The teaching profession offers numerous opportunities that combine service
with personal growth, opportunities that fuel the flames of creativity, create
energy, and enhance the desire to learn. Working within professional
associations, creating outreach programs (e.g., to schools and other community
organizations), teaching different courses, developing curriculum are a few
examples of activities that complement the challenges presented each semester
from new students. We don't need to buy a hardware store! The Contemporary College Algebra program is an excellent example of what can result when a group of teachers take a hard look at what they are teaching and ask: ``Why?'' ``What are our goals and are we meeting them?'' ``Are the goals appropriate?'' ``Are there better ways to engage students in their learning?' ``Is the content appropriate?'' ``Can we do better?'' The Contemporary College Algebra team has continued to struggle with these and similar questions in creating a vibrant, forward looking program aimed at educating students for the future rather than training them for the past. [2] Problem SolvingProblem solving in the modeling sense as illustrated in the following diagram is playing a larger and larger role in refocusing curriculums. Thanks to technology that can free us from the burdens of computation, we have the time to place more and more emphasis on creating models of real-life situations and interpreting solutions in light of the original settings. In short, we are pursuing the objective of leveraging the power of humans to create and validate while using the power of technology to compute.
The following quote from the Preface of How to Solve It by George Polya, Princeton University Press, first published in 1945 and reissued in 2004, describes the journey we are on.
----
= TASK A =
Render this sentence from the passage on teaching and college algebra into Spanish: "In short, we are pursuing the objective of leveraging the power of humans to create and validate while using the power of technology to compute."
= TASK B =
From the passage on teaching and college algebra, repeat word for word the section starting at "The following quote" up to and including "journey we are on.".
The records that come next are separate material, unrelated to the passage on teaching and college algebra.

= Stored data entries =
----
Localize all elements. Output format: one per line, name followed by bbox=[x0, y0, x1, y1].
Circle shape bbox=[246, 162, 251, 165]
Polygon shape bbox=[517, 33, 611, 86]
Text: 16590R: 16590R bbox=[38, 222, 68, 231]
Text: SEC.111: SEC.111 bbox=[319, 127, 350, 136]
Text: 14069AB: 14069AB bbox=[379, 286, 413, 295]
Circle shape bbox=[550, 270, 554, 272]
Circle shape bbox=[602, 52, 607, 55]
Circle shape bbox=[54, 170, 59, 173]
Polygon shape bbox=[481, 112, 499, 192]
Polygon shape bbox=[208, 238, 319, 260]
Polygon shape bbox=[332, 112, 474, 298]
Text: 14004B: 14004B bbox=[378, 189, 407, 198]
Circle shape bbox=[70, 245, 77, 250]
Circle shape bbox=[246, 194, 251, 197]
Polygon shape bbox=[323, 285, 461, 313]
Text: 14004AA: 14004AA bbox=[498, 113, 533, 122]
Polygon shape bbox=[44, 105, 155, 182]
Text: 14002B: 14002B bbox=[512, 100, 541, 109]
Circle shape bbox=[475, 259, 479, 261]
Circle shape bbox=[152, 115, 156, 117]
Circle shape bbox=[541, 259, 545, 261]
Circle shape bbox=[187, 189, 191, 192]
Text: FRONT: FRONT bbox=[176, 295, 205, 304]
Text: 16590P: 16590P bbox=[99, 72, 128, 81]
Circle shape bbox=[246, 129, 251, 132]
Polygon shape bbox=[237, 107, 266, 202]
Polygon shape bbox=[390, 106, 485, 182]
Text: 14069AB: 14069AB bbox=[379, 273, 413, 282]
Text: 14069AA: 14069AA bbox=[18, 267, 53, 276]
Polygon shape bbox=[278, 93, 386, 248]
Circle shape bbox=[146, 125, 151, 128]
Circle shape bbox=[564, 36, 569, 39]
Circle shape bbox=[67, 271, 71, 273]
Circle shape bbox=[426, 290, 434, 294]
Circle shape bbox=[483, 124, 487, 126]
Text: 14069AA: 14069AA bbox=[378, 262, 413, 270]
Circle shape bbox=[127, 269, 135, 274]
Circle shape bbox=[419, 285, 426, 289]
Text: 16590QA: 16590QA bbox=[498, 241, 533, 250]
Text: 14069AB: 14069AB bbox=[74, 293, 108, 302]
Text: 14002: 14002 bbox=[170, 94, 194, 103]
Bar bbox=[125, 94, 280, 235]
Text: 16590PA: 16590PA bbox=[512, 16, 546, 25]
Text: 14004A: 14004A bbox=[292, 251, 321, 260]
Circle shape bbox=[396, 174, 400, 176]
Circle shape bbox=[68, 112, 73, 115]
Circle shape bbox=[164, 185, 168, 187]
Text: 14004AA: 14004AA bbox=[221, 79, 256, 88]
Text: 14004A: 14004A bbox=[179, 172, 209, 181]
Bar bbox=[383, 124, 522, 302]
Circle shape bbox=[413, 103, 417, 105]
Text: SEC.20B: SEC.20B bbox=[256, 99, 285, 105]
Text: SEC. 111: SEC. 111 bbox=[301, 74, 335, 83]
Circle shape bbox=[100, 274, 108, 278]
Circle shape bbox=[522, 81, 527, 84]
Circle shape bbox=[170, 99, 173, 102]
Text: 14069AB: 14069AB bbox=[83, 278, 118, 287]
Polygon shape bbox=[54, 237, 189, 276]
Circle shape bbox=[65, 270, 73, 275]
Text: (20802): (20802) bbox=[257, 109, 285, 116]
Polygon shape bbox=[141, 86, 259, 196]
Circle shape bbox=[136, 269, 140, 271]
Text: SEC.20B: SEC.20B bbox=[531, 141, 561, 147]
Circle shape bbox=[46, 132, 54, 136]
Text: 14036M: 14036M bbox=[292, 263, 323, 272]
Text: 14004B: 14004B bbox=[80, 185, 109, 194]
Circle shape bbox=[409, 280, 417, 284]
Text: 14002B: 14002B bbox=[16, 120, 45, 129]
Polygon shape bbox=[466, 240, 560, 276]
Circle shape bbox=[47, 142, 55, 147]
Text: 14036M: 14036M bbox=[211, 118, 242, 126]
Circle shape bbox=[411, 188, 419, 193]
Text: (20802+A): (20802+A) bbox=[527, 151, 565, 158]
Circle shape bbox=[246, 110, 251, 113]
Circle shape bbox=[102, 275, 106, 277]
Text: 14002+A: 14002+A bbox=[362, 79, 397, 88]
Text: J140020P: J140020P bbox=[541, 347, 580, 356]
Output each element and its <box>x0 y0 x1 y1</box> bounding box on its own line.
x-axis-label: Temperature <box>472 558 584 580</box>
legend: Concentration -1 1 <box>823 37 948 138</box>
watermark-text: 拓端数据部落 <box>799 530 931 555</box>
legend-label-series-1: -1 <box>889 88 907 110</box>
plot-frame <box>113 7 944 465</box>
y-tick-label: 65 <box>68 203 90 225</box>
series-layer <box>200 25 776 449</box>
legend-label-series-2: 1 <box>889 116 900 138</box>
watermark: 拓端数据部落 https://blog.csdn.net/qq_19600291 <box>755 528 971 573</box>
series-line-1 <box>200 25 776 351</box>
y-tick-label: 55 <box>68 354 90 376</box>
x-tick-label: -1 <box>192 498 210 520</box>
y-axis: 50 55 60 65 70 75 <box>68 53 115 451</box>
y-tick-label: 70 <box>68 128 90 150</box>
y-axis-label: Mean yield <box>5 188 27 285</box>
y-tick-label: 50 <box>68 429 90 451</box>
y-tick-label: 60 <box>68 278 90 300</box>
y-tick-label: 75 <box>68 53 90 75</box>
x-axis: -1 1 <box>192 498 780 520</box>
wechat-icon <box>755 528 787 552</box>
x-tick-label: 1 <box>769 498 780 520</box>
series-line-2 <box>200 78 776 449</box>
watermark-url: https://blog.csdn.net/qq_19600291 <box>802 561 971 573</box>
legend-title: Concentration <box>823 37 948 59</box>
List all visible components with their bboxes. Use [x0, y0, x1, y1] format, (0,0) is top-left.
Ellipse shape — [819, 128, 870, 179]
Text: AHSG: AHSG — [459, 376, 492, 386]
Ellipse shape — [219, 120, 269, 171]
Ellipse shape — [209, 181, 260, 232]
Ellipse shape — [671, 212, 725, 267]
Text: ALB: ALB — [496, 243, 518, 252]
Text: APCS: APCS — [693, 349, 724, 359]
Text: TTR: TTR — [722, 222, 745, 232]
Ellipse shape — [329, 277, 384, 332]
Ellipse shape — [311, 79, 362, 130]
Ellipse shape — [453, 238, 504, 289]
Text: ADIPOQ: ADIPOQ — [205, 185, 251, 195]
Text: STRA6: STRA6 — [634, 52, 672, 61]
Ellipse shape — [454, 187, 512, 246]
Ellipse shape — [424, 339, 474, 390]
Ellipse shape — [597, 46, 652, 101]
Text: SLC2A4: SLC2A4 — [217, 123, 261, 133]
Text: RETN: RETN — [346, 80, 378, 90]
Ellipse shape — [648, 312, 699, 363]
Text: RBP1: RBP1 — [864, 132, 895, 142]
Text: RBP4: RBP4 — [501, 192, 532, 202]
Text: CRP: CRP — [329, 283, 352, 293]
----
= WRITTEN RESPONSE A =
En resumen, perseguimos el objetivo de aprovechar la capacidad de los seres humanos para crear y validar, mientras utilizamos la capacidad de la tecnología para calcular.

= WRITTEN RESPONSE B =
The following quote from the Preface of How to Solve It by George Polya, Princeton University Press, first published in 1945 and reissued in 2004, describes the journey we are on.